**EXERCISE GOAL:**
Transcribe the material below exactly as it appears.

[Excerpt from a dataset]
==========
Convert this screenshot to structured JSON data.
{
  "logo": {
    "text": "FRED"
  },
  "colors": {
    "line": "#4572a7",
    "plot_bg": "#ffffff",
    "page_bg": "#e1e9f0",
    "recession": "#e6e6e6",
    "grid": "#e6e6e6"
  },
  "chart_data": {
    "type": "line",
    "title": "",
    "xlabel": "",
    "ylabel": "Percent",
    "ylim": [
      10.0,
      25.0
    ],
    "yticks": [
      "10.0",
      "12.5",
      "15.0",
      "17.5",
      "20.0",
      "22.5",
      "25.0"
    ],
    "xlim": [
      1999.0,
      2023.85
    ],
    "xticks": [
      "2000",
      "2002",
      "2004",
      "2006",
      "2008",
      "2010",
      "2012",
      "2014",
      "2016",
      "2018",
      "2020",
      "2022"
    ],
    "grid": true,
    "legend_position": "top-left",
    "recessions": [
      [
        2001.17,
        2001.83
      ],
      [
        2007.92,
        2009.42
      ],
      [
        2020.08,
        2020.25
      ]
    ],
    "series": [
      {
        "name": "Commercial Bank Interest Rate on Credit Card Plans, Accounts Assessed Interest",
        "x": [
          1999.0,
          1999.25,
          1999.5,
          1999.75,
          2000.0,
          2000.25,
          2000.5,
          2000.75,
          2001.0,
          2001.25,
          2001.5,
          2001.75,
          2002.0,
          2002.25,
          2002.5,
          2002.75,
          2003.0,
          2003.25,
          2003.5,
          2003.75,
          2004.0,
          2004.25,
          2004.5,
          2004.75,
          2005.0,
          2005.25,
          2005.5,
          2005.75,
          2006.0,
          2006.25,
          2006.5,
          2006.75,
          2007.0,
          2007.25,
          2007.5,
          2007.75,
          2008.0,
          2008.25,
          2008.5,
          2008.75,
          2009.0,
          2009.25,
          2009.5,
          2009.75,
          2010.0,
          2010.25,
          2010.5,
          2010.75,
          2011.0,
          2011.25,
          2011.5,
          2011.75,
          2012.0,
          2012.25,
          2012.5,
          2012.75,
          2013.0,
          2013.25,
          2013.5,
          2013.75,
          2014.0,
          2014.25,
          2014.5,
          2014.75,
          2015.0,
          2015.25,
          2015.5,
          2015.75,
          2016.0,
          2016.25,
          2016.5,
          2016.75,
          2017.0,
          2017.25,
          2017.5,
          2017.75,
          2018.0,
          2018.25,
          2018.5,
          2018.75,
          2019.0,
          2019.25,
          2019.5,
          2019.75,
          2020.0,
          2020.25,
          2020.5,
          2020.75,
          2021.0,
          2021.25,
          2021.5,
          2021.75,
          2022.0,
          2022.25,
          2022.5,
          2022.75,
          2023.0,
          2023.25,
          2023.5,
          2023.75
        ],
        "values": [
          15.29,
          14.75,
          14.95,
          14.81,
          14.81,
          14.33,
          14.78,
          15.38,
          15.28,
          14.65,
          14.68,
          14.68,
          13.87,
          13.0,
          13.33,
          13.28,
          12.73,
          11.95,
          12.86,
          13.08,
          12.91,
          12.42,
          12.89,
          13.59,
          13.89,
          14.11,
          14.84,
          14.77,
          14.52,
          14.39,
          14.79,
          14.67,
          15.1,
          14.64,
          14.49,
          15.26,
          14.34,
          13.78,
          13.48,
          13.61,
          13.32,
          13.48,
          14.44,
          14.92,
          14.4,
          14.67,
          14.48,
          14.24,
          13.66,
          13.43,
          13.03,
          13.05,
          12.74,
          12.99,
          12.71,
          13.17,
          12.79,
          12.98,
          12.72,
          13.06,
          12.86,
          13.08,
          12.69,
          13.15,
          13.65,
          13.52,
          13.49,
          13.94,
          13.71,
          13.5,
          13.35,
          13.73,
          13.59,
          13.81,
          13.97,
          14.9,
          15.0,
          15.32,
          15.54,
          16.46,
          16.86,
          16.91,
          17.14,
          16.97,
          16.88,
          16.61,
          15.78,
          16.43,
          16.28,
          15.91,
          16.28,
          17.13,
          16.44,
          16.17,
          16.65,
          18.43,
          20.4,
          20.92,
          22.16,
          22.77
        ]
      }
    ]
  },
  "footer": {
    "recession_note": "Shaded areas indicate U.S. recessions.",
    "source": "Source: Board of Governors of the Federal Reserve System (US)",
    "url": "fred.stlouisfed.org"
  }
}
==========
**REPLY TO THE TASK:**
Convert this screenshot to structured JSON data.
{
  "logo": {
    "text": "FRED"
  },
  "colors": {
    "line": "#4572a7",
    "plot_bg": "#ffffff",
    "page_bg": "#e1e9f0",
    "recession": "#e6e6e6",
    "grid": "#e6e6e6"
  },
  "chart_data": {
    "type": "line",
    "title": "",
    "xlabel": "",
    "ylabel": "Percent",
    "ylim": [
      10.0,
      25.0
    ],
    "yticks": [
      "10.0",
      "12.5",
      "15.0",
      "17.5",
      "20.0",
      "22.5",
      "25.0"
    ],
    "xlim": [
      1999.0,
      2023.85
    ],
    "xticks": [
      "2000",
      "2002",
      "2004",
      "2006",
      "2008",
      "2010",
      "2012",
      "2014",
      "2016",
      "2018",
      "2020",
      "2022"
    ],
    "grid": true,
    "legend_position": "top-left",
    "recessions": [
      [
        2001.17,
        2001.83
      ],
      [
        2007.92,
        2009.42
      ],
      [
        2020.08,
        2020.25
      ]
    ],
    "series": [
      {
        "name": "Commercial Bank Interest Rate on Credit Card Plans, Accounts Assessed Interest",
        "x": [
          1999.0,
          1999.25,
          1999.5,
          1999.75,
          2000.0,
          2000.25,
          2000.5,
          2000.75,
          2001.0,
          2001.25,
          2001.5,
          2001.75,
          2002.0,
          2002.25,
          2002.5,
          2002.75,
          2003.0,
          2003.25,
          2003.5,
          2003.75,
          2004.0,
          2004.25,
          2004.5,
          2004.75,
          2005.0,
          2005.25,
          2005.5,
          2005.75,
          2006.0,
          2006.25,
          2006.5,
          2006.75,
          2007.0,
          2007.25,
          2007.5,
          2007.75,
          2008.0,
          2008.25,
          2008.5,
          2008.75,
          2009.0,
          2009.25,
          2009.5,
          2009.75,
          2010.0,
          2010.25,
          2010.5,
          2010.75,
          2011.0,
          2011.25,
          2011.5,
          2011.75,
          2012.0,
          2012.25,
          2012.5,
          2012.75,
          2013.0,
          2013.25,
          2013.5,
          2013.75,
          2014.0,
          2014.25,
          2014.5,
          2014.75,
          2015.0,
          2015.25,
          2015.5,
          2015.75,
          2016.0,
          2016.25,
          2016.5,
          2016.75,
          2017.0,
          2017.25,
          2017.5,
          2017.75,
          2018.0,
          2018.25,
          2018.5,
          2018.75,
          2019.0,
          2019.25,
          2019.5,
          2019.75,
          2020.0,
          2020.25,
          2020.5,
          2020.75,
          2021.0,
          2021.25,
          2021.5,
          2021.75,
          2022.0,
          2022.25,
          2022.5,
          2022.75,
          2023.0,
          2023.25,
          2023.5,
          2023.75
        ],
        "values": [
          15.29,
          14.75,
          14.95,
          14.81,
          14.81,
          14.33,
          14.78,
          15.38,
          15.28,
          14.65,
          14.68,
          14.68,
          13.87,
          13.0,
          13.33,
          13.28,
          12.73,
          11.95,
          12.86,
          13.08,
          12.91,
          12.42,
          12.89,
          13.59,
          13.89,
          14.11,
          14.84,
          14.77,
          14.52,
          14.39,
          14.79,
          14.67,
          15.1,
          14.64,
          14.49,
          15.26,
          14.34,
          13.78,
          13.48,
          13.61,
          13.32,
          13.48,
          14.44,
          14.92,
          14.4,
          14.67,
          14.48,
          14.24,
          13.66,
          13.43,
          13.03,
          13.05,
          12.74,
          12.99,
          12.71,
          13.17,
          12.79,
          12.98,
          12.72,
          13.06,
          12.86,
          13.08,
          12.69,
          13.15,
          13.65,
          13.52,
          13.49,
          13.94,
          13.71,
          13.5,
          13.35,
          13.73,
          13.59,
          13.81,
          13.97,
          14.9,
          15.0,
          15.32,
          15.54,
          16.46,
          16.86,
          16.91,
          17.14,
          16.97,
          16.88,
          16.61,
          15.78,
          16.43,
          16.28,
          15.91,
          16.28,
          17.13,
          16.44,
          16.17,
          16.65,
          18.43,
          20.4,
          20.92,
          22.16,
          22.77
        ]
      }
    ]
  },
  "footer": {
    "recession_note": "Shaded areas indicate U.S. recessions.",
    "source": "Source: Board of Governors of the Federal Reserve System (US)",
    "url": "fred.stlouisfed.org"
  }
}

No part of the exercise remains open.